Exercise data:
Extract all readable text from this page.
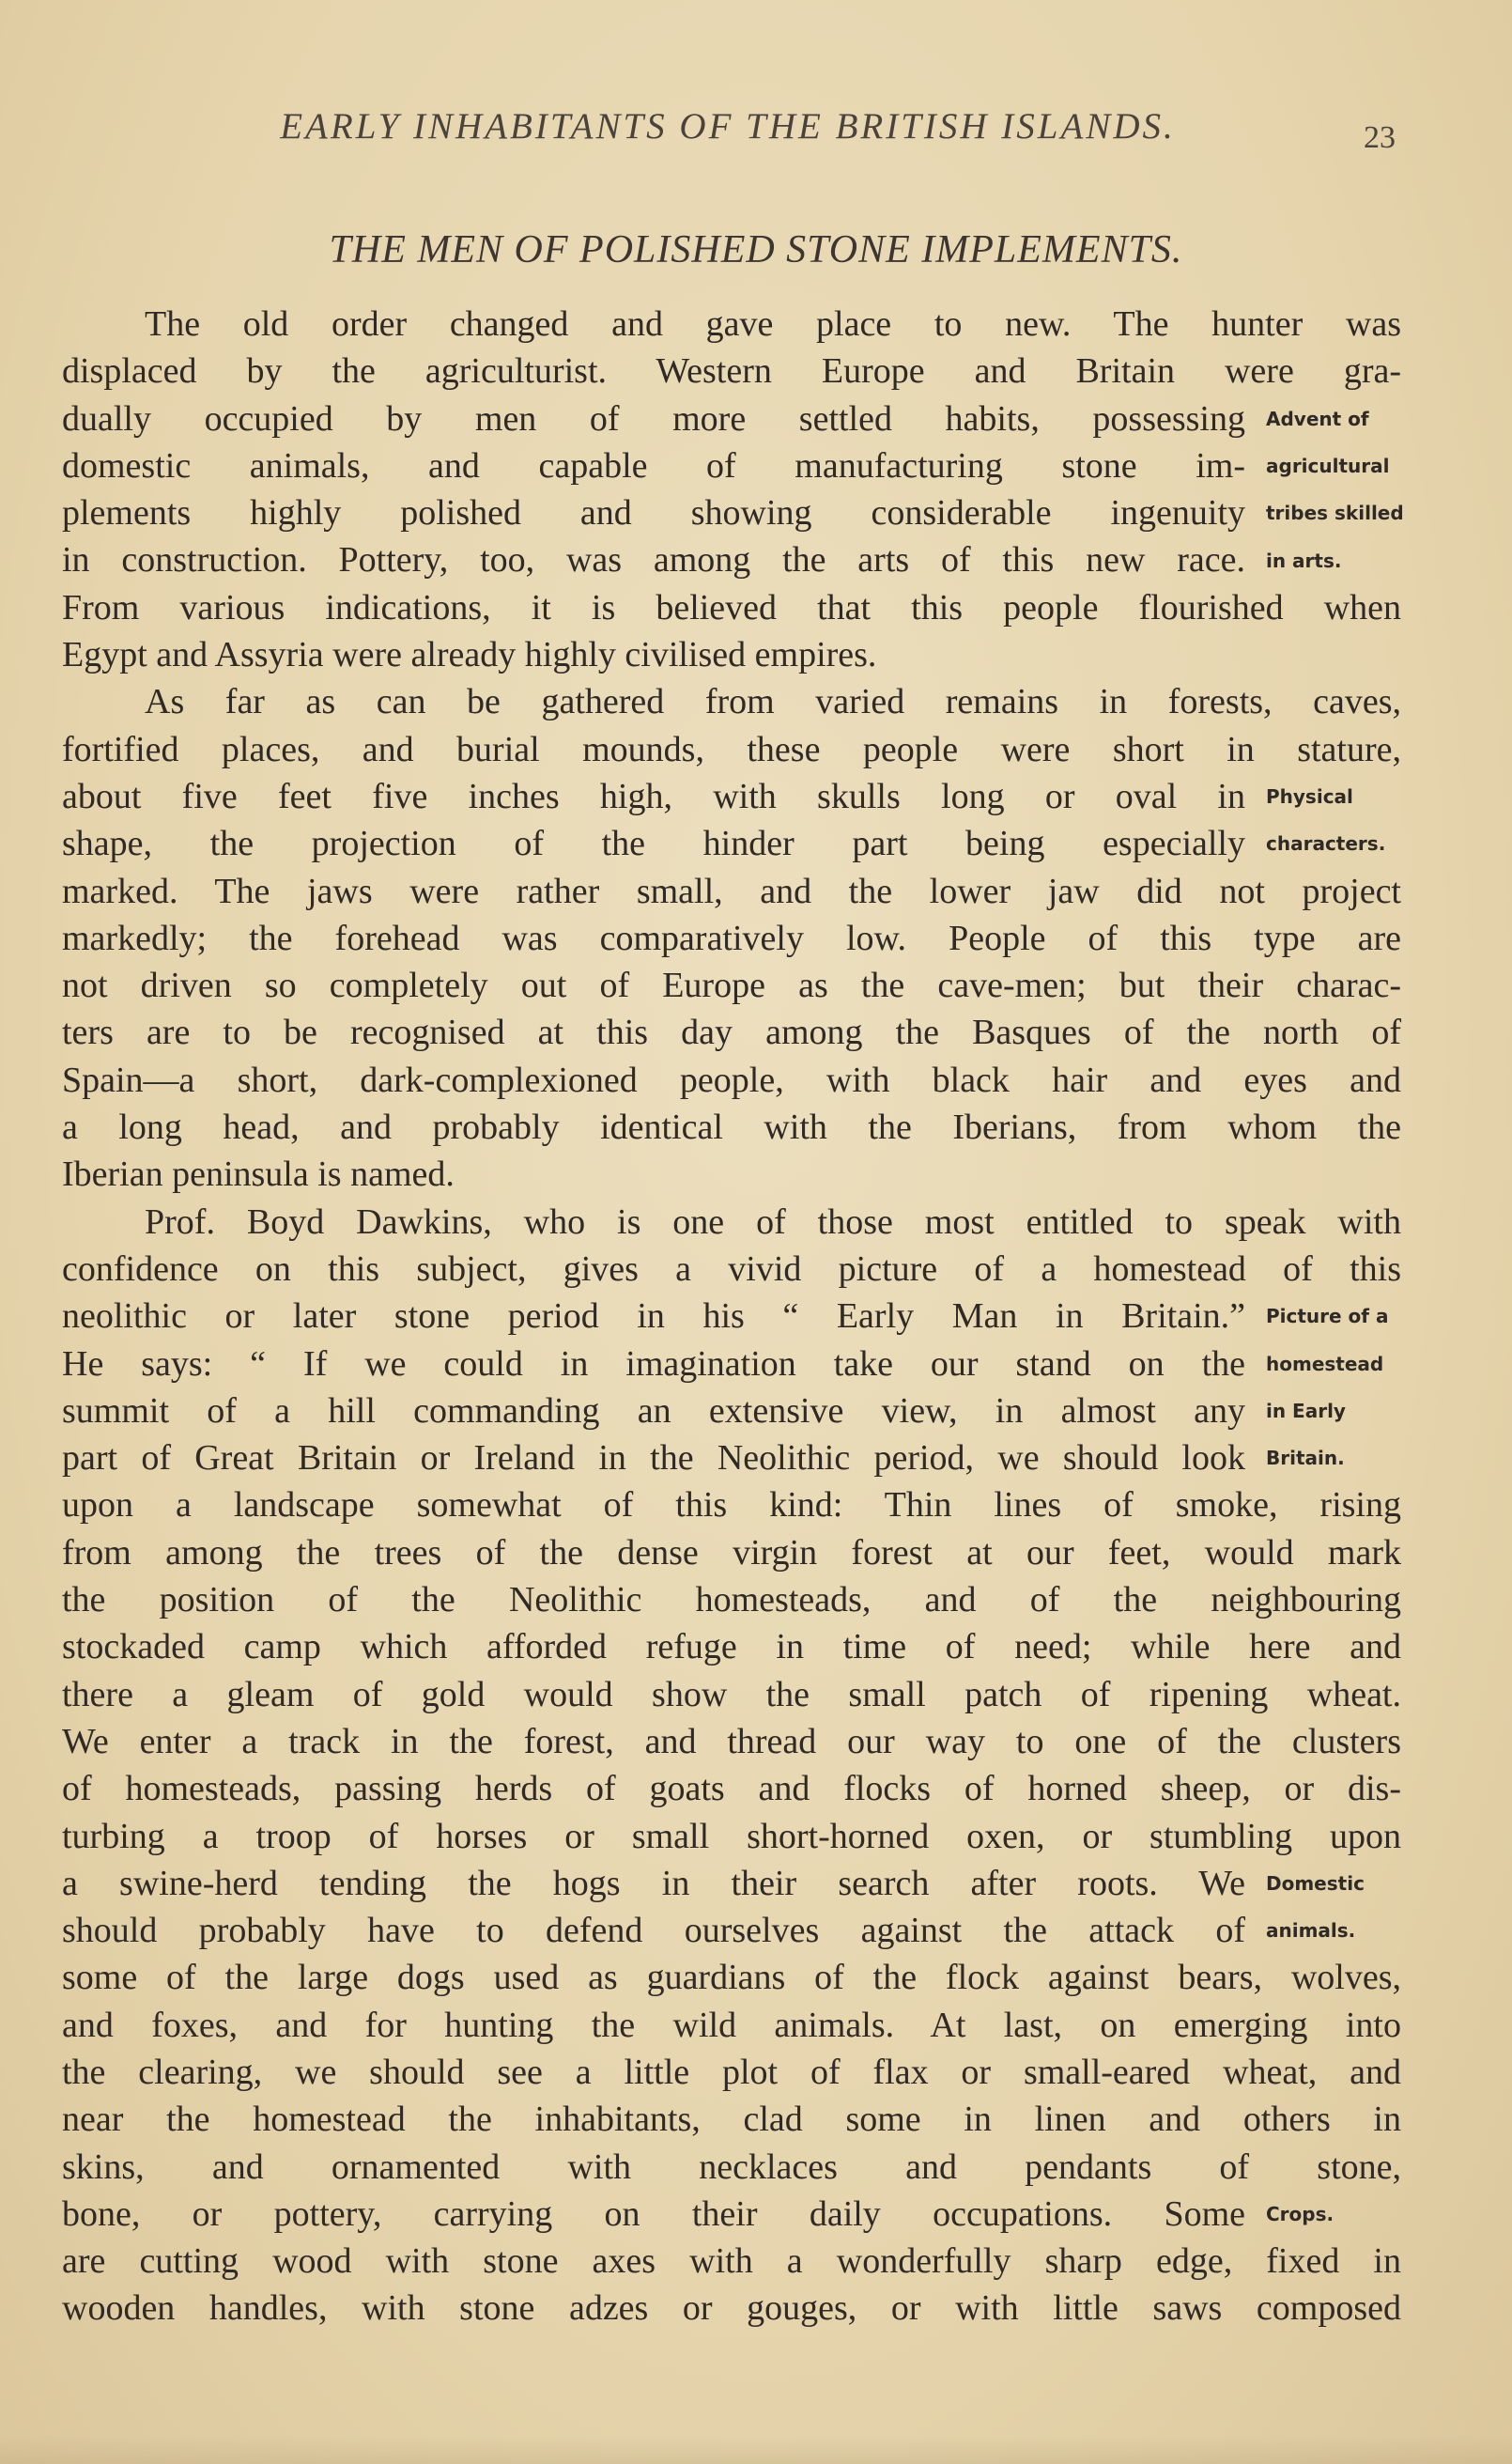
EARLY INHABITANTS OF THE BRITISH ISLANDS.	23
THE MEN OF POLISHED STONE IMPLEMENTS.
The old order changed and gave place to new. The hunter was
displaced by the agriculturist. Western Europe and Britain were gra-
dually occupied by men of more settled habits, possessing Advent of
domestic animals, and capable of manufacturing stone im- agricultural
plements highly polished and showing considerable ingenuity tribes skilled
in construction. Pottery, too, was among the arts of this new race. in arts.
From various indications, it is believed that this people flourished when
Egypt and Assyria were already highly civilised empires.
As far as can be gathered from varied remains in forests, caves,
fortified places, and burial mounds, these people were short in stature,
about five feet five inches high, with skulls long or oval in Physical
shape, the projection of the hinder part being especially characters.
marked. The jaws were rather small, and the lower jaw did not project
markedly; the forehead was comparatively low. People of this type are
not driven so completely out of Europe as the cave-men; but their charac-
ters are to be recognised at this day among the Basques of the north of
Spain—a short, dark-complexioned people, with black hair and eyes and
a long head, and probably identical with the Iberians, from whom the
Iberian peninsula is named.
Prof. Boyd Dawkins, who is one of those most entitled to speak with
confidence on this subject, gives a vivid picture of a homestead of this
neolithic or later stone period in his “ Early Man in Britain.” Picture of a
He says: “ If we could in imagination take our stand on the homestead
summit of a hill commanding an extensive view, in almost any in Early
part of Great Britain or Ireland in the Neolithic period, we should look Britain.
upon a landscape somewhat of this kind: Thin lines of smoke, rising
from among the trees of the dense virgin forest at our feet, would mark
the position of the Neolithic homesteads, and of the neighbouring
stockaded camp which afforded refuge in time of need; while here and
there a gleam of gold would show the small patch of ripening wheat.
We enter a track in the forest, and thread our way to one of the clusters
of homesteads, passing herds of goats and flocks of horned sheep, or dis-
turbing a troop of horses or small short-horned oxen, or stumbling upon
a swine-herd tending the hogs in their search after roots. We Domestic
should probably have to defend ourselves against the attack of animals.
some of the large dogs used as guardians of the flock against bears, wolves,
and foxes, and for hunting the wild animals. At last, on emerging into
the clearing, we should see a little plot of flax or small-eared wheat, and
near the homestead the inhabitants, clad some in linen and others in
skins, and ornamented with necklaces and pendants of stone,
bone, or pottery, carrying on their daily occupations. Some Crops.
are cutting wood with stone axes with a wonderfully sharp edge, fixed in
wooden handles, with stone adzes or gouges, or with little saws composed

To do:
Repeat the material above in full and exactly, apart from the pictures.

Result of this task:
Extract all readable text from this page.
EARLY INHABITANTS OF THE BRITISH ISLANDS.	23
THE MEN OF POLISHED STONE IMPLEMENTS.
The old order changed and gave place to new. The hunter was
displaced by the agriculturist. Western Europe and Britain were gra-
dually occupied by men of more settled habits, possessing Advent of
domestic animals, and capable of manufacturing stone im- agricultural
plements highly polished and showing considerable ingenuity tribes skilled
in construction. Pottery, too, was among the arts of this new race. in arts.
From various indications, it is believed that this people flourished when
Egypt and Assyria were already highly civilised empires.
As far as can be gathered from varied remains in forests, caves,
fortified places, and burial mounds, these people were short in stature,
about five feet five inches high, with skulls long or oval in Physical
shape, the projection of the hinder part being especially characters.
marked. The jaws were rather small, and the lower jaw did not project
markedly; the forehead was comparatively low. People of this type are
not driven so completely out of Europe as the cave-men; but their charac-
ters are to be recognised at this day among the Basques of the north of
Spain—a short, dark-complexioned people, with black hair and eyes and
a long head, and probably identical with the Iberians, from whom the
Iberian peninsula is named.
Prof. Boyd Dawkins, who is one of those most entitled to speak with
confidence on this subject, gives a vivid picture of a homestead of this
neolithic or later stone period in his “ Early Man in Britain.” Picture of a
He says: “ If we could in imagination take our stand on the homestead
summit of a hill commanding an extensive view, in almost any in Early
part of Great Britain or Ireland in the Neolithic period, we should look Britain.
upon a landscape somewhat of this kind: Thin lines of smoke, rising
from among the trees of the dense virgin forest at our feet, would mark
the position of the Neolithic homesteads, and of the neighbouring
stockaded camp which afforded refuge in time of need; while here and
there a gleam of gold would show the small patch of ripening wheat.
We enter a track in the forest, and thread our way to one of the clusters
of homesteads, passing herds of goats and flocks of horned sheep, or dis-
turbing a troop of horses or small short-horned oxen, or stumbling upon
a swine-herd tending the hogs in their search after roots. We Domestic
should probably have to defend ourselves against the attack of animals.
some of the large dogs used as guardians of the flock against bears, wolves,
and foxes, and for hunting the wild animals. At last, on emerging into
the clearing, we should see a little plot of flax or small-eared wheat, and
near the homestead the inhabitants, clad some in linen and others in
skins, and ornamented with necklaces and pendants of stone,
bone, or pottery, carrying on their daily occupations. Some Crops.
are cutting wood with stone axes with a wonderfully sharp edge, fixed in
wooden handles, with stone adzes or gouges, or with little saws composed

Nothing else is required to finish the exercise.